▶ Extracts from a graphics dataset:
·····

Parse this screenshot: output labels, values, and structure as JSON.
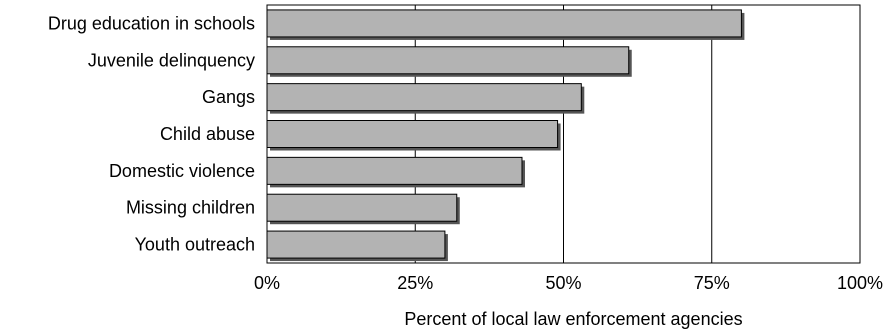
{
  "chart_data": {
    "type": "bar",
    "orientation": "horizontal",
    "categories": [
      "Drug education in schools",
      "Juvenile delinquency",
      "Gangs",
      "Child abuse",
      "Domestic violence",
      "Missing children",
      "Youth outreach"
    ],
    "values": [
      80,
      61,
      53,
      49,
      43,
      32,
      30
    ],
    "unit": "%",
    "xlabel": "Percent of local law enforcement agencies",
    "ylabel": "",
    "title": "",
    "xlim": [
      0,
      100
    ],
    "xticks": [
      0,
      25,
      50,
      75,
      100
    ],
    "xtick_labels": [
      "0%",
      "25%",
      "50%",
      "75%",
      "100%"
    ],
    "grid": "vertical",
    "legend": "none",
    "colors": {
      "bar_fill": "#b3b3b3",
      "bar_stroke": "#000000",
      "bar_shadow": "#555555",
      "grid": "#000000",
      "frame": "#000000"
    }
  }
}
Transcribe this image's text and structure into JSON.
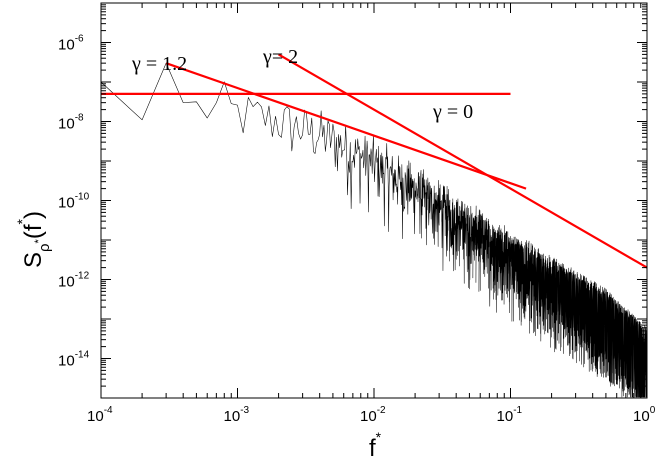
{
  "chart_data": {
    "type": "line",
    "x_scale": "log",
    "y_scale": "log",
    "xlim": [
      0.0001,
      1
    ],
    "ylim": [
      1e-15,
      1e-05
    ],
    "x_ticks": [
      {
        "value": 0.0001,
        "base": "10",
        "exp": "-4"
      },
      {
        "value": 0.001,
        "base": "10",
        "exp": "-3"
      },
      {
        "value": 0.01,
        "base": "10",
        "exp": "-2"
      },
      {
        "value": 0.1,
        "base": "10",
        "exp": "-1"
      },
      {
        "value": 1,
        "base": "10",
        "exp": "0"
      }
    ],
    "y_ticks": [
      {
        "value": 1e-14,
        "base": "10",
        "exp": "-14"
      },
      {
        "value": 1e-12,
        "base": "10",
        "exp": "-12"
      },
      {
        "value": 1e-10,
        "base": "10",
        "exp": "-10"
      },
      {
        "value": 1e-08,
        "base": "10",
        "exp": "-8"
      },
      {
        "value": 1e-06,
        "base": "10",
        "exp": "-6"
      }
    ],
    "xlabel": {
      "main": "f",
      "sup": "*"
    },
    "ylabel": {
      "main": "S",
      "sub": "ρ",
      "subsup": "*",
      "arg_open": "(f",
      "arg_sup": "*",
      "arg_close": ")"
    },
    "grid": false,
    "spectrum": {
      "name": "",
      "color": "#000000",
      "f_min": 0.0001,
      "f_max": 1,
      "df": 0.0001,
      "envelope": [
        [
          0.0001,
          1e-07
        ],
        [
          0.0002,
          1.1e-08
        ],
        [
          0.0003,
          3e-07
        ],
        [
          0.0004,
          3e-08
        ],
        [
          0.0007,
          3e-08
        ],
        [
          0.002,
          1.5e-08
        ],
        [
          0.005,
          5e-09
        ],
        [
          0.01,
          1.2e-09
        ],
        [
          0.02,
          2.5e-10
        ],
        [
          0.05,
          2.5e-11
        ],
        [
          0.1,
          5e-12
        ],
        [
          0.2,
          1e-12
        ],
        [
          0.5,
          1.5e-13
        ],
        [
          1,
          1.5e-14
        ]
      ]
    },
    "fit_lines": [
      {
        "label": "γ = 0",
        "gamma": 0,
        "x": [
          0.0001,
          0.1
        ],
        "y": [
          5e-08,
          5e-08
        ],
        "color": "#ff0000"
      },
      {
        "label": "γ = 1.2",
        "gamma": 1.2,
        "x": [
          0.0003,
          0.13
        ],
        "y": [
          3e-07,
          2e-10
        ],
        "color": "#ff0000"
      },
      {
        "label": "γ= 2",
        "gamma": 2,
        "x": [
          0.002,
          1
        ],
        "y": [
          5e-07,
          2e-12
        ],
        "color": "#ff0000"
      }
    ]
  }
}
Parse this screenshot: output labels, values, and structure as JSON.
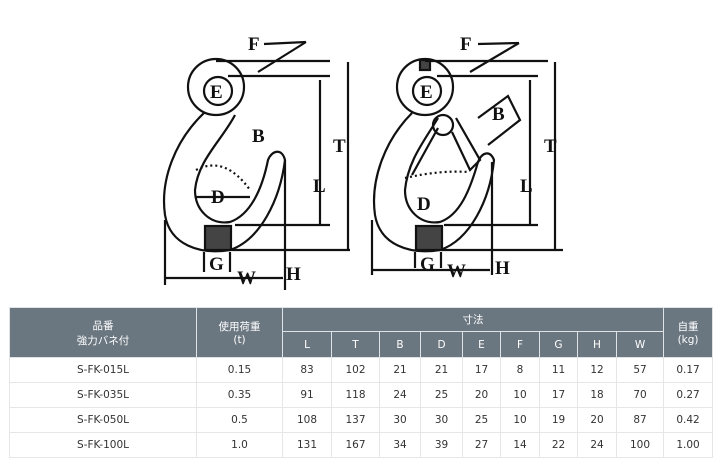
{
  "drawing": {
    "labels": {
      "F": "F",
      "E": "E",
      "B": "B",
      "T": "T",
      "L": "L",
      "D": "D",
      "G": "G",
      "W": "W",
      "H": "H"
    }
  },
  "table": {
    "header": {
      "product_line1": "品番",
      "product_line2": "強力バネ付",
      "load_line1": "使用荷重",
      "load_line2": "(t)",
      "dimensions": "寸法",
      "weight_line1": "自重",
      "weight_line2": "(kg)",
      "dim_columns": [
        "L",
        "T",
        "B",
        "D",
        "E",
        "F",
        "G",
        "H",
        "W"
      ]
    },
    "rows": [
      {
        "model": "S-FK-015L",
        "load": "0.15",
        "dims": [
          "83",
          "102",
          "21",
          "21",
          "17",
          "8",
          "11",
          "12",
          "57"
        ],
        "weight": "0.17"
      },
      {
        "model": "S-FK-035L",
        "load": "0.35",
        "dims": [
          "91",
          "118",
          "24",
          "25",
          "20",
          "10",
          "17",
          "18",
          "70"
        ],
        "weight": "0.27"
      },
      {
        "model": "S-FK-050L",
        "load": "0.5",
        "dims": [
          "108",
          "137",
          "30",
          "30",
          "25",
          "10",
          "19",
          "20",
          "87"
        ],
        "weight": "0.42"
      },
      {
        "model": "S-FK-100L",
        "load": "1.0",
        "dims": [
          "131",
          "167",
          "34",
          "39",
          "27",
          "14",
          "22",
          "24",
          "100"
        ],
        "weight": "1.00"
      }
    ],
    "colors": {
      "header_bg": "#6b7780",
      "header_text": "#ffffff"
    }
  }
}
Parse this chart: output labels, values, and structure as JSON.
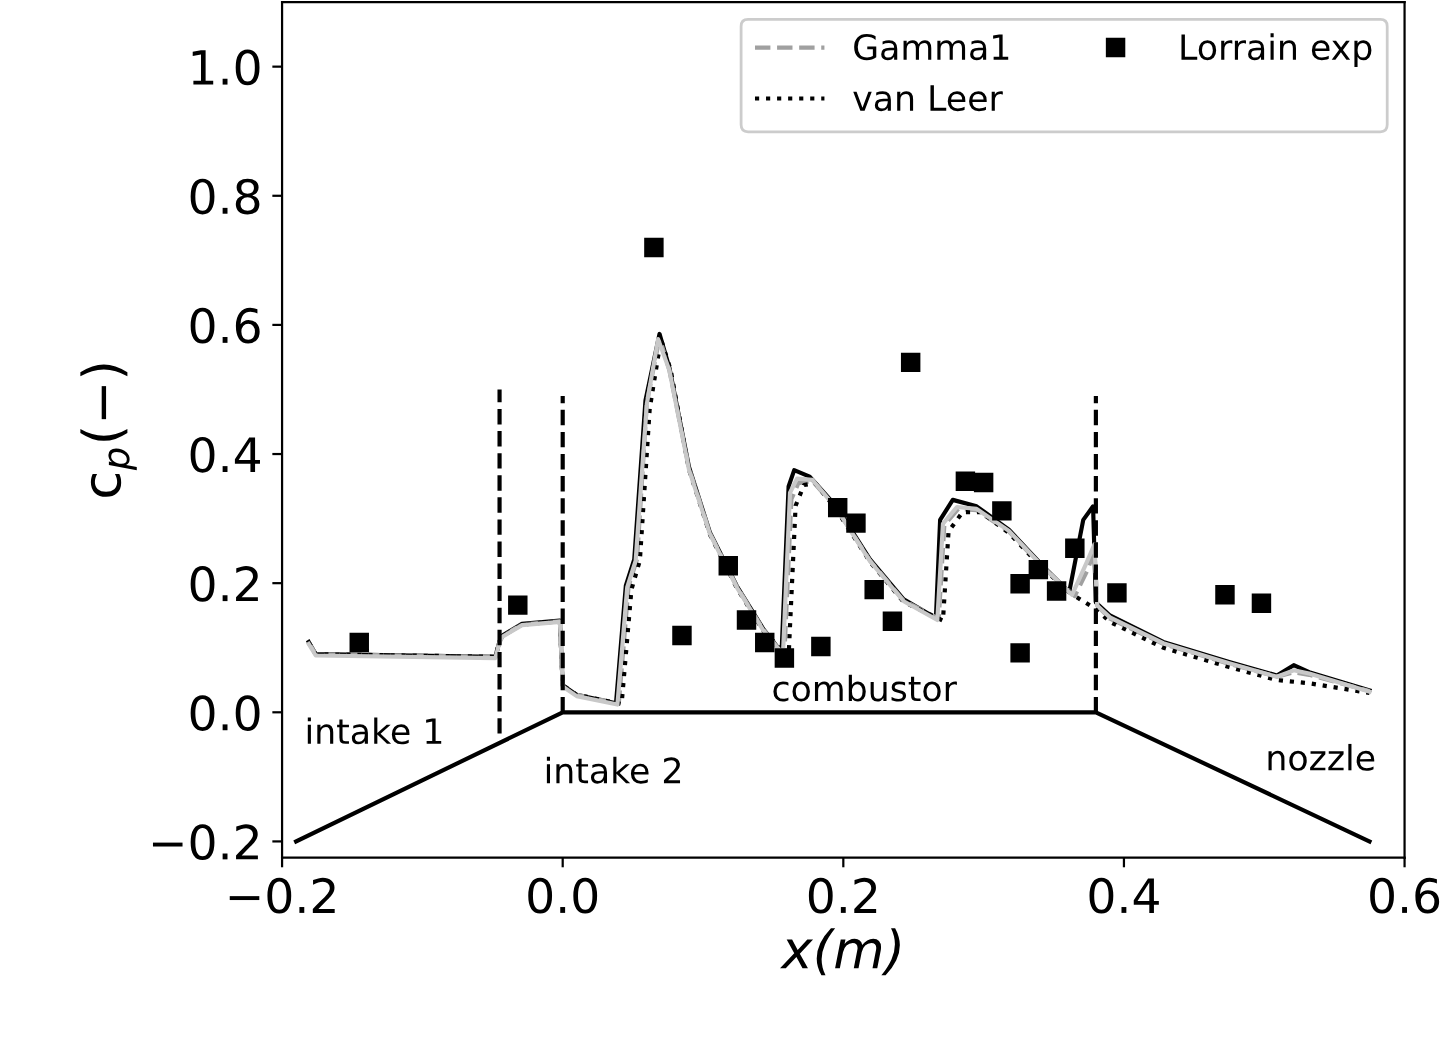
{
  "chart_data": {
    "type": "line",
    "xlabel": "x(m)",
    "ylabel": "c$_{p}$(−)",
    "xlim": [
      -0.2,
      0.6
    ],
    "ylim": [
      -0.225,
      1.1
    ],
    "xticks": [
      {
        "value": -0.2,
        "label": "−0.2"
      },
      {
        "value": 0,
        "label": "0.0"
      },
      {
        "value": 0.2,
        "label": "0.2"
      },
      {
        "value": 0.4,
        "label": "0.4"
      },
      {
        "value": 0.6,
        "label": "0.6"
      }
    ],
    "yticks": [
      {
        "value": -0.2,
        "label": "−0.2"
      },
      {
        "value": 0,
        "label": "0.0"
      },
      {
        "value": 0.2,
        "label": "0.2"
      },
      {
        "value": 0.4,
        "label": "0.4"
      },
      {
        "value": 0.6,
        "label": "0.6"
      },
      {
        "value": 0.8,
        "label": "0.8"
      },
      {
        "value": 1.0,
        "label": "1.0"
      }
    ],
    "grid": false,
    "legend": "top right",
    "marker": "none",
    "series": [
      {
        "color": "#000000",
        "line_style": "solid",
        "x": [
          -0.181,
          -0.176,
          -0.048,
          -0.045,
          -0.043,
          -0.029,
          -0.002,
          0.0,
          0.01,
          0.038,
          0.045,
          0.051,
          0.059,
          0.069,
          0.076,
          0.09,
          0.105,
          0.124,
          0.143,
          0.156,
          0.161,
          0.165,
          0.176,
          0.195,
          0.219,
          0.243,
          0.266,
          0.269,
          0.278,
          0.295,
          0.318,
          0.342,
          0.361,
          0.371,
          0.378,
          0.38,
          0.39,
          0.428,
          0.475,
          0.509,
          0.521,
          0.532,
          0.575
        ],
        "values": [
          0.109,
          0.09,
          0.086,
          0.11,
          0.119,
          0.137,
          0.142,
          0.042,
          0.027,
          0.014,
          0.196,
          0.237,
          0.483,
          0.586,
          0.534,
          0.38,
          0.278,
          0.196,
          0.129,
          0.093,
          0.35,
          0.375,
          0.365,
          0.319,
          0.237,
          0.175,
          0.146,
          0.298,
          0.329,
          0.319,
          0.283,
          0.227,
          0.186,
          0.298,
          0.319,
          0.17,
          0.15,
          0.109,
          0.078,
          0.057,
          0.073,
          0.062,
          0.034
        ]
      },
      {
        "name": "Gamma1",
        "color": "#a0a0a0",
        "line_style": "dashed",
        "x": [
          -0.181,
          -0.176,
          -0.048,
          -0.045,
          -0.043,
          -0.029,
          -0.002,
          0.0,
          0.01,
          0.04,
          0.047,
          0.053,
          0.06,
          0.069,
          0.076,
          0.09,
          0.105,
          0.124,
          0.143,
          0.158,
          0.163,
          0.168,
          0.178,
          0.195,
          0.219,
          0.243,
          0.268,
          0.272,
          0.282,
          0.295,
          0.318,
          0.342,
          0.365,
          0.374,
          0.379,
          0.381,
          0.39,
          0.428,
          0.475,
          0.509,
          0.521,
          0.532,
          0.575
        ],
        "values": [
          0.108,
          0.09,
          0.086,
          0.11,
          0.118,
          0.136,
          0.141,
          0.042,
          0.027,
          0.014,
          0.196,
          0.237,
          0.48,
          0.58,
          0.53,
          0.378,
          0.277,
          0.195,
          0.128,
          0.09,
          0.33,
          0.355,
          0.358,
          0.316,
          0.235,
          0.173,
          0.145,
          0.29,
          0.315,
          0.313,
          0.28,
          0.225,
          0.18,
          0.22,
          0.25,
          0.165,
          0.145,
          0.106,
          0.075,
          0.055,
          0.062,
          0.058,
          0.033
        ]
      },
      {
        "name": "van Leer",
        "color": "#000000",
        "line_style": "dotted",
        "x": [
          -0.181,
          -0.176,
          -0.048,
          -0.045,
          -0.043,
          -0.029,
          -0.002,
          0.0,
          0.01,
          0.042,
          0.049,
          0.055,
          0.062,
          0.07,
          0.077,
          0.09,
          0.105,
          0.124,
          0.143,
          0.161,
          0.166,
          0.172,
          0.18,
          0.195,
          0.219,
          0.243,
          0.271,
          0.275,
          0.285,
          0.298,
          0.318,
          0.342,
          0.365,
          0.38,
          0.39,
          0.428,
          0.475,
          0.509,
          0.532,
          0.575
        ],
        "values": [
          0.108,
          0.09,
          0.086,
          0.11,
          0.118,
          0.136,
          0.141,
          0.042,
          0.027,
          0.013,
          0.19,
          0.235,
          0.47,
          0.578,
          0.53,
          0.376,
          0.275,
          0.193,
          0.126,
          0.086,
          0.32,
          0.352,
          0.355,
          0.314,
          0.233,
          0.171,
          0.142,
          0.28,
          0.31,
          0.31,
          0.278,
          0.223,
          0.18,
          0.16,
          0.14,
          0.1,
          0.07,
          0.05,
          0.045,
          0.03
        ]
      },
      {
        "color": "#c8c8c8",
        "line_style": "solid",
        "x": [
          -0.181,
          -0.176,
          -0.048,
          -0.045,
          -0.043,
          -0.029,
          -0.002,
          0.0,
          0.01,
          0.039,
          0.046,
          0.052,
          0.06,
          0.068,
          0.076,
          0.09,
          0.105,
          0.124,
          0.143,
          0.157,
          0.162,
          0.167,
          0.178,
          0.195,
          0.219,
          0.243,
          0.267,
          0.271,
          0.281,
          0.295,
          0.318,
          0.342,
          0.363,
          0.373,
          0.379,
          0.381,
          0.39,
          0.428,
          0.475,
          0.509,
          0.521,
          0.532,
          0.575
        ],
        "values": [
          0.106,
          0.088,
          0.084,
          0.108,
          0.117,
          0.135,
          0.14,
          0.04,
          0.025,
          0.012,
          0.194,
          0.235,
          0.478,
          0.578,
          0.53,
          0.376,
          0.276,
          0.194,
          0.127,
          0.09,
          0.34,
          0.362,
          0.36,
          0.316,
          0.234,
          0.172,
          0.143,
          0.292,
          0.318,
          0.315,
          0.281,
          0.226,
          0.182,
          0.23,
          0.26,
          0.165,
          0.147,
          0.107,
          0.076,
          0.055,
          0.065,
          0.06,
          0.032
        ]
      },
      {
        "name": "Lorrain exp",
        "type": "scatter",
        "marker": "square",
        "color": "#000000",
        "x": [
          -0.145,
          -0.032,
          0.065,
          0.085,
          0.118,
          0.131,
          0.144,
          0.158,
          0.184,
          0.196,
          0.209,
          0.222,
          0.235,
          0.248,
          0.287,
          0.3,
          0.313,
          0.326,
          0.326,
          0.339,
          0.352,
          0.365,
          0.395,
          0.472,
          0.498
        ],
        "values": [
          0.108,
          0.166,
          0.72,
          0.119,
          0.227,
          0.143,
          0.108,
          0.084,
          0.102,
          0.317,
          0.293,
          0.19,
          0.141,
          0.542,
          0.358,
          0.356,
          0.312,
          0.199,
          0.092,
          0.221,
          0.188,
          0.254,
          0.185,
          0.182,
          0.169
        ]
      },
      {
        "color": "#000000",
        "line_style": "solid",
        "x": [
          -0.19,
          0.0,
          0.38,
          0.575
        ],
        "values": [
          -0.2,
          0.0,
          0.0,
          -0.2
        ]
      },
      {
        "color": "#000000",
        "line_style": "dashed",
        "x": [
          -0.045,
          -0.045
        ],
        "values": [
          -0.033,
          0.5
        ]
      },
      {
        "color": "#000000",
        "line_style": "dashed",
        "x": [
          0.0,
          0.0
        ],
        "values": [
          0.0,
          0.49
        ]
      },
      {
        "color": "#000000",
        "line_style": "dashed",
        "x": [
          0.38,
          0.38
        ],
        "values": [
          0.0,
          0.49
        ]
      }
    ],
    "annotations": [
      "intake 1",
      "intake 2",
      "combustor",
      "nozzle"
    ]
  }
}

·····

▶ What the exercise asks: Working from the material above, state how many lines contain "JSON"; give only the number.

▶ Answer to this task: 4